#### EXERCISE REQUIREMENTS:
Rewrite the items from the beginning through the line containing "close-icon[interactable] xyxy=(1892,8,1906,27)", changing "menu-icon" to "hamburger-icon" and leaving everything else as it is.

(Raw records)
'''

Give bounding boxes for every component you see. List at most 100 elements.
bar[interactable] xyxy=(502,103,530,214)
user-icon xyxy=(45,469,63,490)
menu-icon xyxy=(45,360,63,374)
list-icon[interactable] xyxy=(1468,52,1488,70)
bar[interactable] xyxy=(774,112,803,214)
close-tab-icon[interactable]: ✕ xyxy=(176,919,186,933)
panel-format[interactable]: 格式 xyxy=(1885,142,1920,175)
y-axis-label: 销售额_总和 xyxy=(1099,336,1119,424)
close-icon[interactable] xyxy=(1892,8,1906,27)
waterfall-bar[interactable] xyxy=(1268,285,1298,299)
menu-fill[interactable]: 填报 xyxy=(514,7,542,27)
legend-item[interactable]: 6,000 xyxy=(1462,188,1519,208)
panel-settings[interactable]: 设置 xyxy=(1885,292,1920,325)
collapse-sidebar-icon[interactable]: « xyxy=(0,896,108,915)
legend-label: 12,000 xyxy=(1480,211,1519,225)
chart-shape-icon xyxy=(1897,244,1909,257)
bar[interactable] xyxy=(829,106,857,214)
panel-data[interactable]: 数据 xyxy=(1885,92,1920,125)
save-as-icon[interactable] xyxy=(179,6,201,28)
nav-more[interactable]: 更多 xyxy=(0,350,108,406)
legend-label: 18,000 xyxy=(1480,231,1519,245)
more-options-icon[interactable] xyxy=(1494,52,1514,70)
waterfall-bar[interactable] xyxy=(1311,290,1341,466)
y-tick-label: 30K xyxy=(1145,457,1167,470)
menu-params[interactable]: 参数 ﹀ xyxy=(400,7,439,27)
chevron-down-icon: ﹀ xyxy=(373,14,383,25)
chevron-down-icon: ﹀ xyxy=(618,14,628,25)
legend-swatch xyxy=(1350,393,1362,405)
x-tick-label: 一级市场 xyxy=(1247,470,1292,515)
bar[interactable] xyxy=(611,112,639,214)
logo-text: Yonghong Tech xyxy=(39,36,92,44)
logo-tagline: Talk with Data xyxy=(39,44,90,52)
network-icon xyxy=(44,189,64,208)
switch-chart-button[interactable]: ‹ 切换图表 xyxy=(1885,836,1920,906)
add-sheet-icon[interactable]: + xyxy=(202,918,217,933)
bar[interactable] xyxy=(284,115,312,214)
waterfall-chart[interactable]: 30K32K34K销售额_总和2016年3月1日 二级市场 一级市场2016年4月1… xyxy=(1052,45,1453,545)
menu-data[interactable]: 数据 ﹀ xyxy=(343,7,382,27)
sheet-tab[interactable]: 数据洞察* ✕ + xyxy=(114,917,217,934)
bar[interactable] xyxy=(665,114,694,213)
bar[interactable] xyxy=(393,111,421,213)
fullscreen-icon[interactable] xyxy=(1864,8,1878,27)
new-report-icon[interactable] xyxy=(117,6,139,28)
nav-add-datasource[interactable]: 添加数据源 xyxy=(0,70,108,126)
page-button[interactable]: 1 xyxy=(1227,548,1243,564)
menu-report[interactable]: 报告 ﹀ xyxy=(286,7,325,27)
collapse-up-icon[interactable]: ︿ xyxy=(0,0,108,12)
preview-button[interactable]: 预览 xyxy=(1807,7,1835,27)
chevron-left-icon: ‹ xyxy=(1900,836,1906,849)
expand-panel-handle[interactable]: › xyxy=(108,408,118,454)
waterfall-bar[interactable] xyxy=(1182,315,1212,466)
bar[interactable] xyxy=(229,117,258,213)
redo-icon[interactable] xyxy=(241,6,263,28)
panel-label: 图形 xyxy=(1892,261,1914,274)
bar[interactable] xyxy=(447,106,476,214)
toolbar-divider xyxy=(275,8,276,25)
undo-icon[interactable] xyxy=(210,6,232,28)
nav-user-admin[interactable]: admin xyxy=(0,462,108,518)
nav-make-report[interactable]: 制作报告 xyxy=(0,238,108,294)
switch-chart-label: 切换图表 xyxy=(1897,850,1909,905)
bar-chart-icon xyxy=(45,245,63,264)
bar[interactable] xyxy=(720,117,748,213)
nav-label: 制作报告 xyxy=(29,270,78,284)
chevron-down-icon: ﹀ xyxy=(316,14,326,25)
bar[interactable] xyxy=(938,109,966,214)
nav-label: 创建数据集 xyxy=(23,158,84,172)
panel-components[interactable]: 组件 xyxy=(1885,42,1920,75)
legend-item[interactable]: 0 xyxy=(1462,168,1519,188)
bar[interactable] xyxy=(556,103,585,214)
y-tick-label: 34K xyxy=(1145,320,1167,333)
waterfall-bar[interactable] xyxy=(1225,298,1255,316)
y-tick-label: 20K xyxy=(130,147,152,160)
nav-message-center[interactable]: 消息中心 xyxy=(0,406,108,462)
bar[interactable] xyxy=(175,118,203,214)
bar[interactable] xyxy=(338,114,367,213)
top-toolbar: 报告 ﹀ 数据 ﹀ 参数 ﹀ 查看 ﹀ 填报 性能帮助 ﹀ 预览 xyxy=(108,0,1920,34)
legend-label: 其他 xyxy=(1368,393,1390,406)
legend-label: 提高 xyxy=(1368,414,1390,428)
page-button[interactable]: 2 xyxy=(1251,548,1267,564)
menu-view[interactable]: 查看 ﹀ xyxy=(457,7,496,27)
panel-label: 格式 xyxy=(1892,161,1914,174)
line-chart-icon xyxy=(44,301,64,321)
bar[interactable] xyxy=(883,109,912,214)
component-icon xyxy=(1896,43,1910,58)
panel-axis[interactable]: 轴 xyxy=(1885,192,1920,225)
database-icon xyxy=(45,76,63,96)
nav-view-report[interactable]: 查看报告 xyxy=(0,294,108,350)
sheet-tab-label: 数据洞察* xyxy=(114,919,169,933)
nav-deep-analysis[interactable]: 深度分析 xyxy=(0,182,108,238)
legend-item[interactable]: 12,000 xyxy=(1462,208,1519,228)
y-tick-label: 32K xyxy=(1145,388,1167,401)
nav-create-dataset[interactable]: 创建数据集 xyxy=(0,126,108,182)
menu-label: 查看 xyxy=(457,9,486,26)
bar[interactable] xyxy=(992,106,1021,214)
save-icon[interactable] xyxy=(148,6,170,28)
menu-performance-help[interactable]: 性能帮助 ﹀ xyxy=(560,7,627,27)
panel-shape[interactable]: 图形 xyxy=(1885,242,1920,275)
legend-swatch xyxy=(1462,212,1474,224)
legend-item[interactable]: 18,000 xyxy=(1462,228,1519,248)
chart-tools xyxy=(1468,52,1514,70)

'''

#### EXERCISE SOLUTION:
Give bounding boxes for every component you see. List at most 100 elements.
bar[interactable] xyxy=(502,103,530,214)
user-icon xyxy=(45,469,63,490)
hamburger-icon xyxy=(45,360,63,374)
list-icon[interactable] xyxy=(1468,52,1488,70)
bar[interactable] xyxy=(774,112,803,214)
close-tab-icon[interactable]: ✕ xyxy=(176,919,186,933)
panel-format[interactable]: 格式 xyxy=(1885,142,1920,175)
y-axis-label: 销售额_总和 xyxy=(1099,336,1119,424)
close-icon[interactable] xyxy=(1892,8,1906,27)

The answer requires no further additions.